-- start The input --

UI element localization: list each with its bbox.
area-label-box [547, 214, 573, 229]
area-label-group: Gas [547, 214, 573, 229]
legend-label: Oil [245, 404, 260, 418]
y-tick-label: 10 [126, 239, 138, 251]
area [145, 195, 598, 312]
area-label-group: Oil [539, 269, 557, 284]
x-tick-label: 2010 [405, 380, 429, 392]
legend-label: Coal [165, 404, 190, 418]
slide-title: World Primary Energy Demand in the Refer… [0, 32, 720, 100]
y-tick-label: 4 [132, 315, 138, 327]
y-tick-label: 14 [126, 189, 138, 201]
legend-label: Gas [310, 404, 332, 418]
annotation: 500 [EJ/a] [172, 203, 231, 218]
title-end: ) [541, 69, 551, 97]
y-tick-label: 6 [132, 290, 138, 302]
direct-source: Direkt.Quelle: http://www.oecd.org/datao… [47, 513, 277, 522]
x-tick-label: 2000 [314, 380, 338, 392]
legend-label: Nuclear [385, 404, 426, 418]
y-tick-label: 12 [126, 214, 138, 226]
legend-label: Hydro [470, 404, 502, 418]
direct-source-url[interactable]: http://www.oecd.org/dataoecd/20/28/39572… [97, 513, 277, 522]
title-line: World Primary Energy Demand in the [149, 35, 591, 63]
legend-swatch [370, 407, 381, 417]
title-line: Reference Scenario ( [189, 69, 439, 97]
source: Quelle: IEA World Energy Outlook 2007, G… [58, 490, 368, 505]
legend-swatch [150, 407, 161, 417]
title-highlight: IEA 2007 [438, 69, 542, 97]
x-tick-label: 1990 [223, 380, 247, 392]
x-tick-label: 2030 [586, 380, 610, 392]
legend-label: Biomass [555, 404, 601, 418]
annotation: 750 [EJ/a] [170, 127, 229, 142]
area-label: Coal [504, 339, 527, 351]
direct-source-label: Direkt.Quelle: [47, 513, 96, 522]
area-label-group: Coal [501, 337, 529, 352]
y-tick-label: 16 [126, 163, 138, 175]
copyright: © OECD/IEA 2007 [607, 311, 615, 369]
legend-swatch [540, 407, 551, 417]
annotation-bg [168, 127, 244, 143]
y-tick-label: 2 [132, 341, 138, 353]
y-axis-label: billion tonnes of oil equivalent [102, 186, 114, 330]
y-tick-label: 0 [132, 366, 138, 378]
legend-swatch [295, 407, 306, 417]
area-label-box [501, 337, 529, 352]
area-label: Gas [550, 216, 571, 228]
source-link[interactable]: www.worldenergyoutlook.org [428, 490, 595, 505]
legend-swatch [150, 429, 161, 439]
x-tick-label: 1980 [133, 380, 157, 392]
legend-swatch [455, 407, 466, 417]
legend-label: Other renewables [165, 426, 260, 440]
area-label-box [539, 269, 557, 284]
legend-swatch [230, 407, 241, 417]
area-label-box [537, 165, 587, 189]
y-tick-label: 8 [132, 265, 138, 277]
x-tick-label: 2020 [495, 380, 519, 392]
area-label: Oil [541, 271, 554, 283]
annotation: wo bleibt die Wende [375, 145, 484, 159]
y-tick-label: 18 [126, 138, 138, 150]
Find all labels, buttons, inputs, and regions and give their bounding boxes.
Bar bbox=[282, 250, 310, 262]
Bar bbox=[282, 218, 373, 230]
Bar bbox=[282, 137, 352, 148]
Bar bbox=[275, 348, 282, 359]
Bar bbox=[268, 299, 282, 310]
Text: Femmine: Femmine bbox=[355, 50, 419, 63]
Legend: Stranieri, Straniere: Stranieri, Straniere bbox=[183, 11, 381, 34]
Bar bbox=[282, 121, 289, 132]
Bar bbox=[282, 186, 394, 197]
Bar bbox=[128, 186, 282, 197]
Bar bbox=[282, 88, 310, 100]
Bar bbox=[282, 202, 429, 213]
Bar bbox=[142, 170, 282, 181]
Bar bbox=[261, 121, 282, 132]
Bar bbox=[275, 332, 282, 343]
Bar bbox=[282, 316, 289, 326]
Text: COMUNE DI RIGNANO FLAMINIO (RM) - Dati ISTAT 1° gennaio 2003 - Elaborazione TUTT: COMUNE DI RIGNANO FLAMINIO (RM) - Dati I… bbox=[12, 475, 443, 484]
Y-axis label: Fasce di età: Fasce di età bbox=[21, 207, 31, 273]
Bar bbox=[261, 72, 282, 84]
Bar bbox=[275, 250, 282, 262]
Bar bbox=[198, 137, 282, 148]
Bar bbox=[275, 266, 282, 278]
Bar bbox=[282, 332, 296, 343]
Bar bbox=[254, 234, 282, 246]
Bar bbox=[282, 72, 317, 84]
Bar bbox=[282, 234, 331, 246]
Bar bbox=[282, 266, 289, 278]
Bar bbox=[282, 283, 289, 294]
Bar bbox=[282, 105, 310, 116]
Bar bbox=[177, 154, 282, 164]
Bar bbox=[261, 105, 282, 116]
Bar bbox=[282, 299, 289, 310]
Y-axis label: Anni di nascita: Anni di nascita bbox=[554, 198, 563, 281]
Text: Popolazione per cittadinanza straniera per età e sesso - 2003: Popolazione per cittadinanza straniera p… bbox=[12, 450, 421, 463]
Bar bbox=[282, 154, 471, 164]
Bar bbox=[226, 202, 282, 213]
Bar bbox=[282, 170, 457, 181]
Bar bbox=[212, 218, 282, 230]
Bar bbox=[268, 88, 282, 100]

-- end The input --
-- start The input --

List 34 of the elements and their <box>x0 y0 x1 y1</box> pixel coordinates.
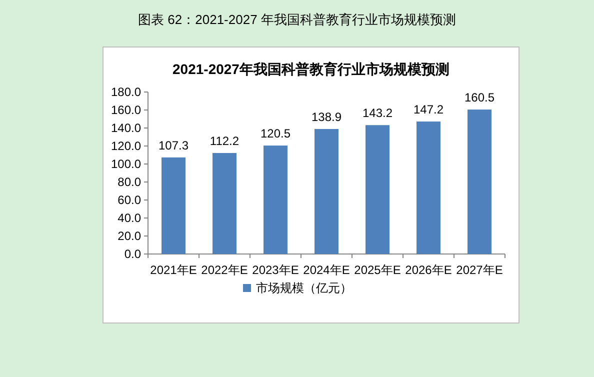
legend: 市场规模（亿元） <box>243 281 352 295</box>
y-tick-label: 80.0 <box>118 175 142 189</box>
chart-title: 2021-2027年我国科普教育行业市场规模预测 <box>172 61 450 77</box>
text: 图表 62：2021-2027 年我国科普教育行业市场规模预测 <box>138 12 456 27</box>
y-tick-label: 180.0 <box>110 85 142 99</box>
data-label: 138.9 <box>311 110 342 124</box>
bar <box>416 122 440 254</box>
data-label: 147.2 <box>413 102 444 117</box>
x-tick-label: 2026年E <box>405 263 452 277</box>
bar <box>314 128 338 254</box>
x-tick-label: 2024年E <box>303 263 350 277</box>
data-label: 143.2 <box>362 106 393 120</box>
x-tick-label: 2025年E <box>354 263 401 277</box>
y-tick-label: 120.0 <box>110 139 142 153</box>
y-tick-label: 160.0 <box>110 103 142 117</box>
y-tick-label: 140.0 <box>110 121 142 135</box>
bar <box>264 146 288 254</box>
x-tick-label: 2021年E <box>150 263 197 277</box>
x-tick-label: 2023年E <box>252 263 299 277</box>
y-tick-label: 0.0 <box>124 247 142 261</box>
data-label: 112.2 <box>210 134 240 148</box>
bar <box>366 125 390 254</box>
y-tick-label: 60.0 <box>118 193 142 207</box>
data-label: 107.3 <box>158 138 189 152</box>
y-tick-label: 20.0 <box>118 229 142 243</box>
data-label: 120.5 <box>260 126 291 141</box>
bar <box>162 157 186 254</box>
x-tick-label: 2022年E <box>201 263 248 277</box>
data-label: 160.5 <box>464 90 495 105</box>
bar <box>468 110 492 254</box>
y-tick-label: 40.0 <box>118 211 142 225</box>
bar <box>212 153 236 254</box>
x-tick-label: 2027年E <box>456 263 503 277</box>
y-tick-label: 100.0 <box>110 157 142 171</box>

-- end The input --

• **What is required**:
Copy the records between the line holding "legend: 市场规模（亿元） <box>243 281 352 295</box>" and the line holding "bar <box>212 153 236 254</box>", inclusive, character for character.

• **Result for this task**:
legend: 市场规模（亿元） <box>243 281 352 295</box>
y-tick-label: 80.0 <box>118 175 142 189</box>
chart-title: 2021-2027年我国科普教育行业市场规模预测 <box>172 61 450 77</box>
text: 图表 62：2021-2027 年我国科普教育行业市场规模预测 <box>138 12 456 27</box>
y-tick-label: 180.0 <box>110 85 142 99</box>
data-label: 138.9 <box>311 110 342 124</box>
bar <box>416 122 440 254</box>
data-label: 147.2 <box>413 102 444 117</box>
x-tick-label: 2026年E <box>405 263 452 277</box>
bar <box>314 128 338 254</box>
x-tick-label: 2024年E <box>303 263 350 277</box>
data-label: 143.2 <box>362 106 393 120</box>
x-tick-label: 2025年E <box>354 263 401 277</box>
y-tick-label: 120.0 <box>110 139 142 153</box>
y-tick-label: 160.0 <box>110 103 142 117</box>
y-tick-label: 140.0 <box>110 121 142 135</box>
bar <box>264 146 288 254</box>
x-tick-label: 2021年E <box>150 263 197 277</box>
x-tick-label: 2023年E <box>252 263 299 277</box>
y-tick-label: 0.0 <box>124 247 142 261</box>
data-label: 112.2 <box>210 134 240 148</box>
bar <box>366 125 390 254</box>
y-tick-label: 60.0 <box>118 193 142 207</box>
data-label: 107.3 <box>158 138 189 152</box>
y-tick-label: 20.0 <box>118 229 142 243</box>
data-label: 120.5 <box>260 126 291 141</box>
bar <box>162 157 186 254</box>
x-tick-label: 2022年E <box>201 263 248 277</box>
data-label: 160.5 <box>464 90 495 105</box>
bar <box>468 110 492 254</box>
y-tick-label: 40.0 <box>118 211 142 225</box>
bar <box>212 153 236 254</box>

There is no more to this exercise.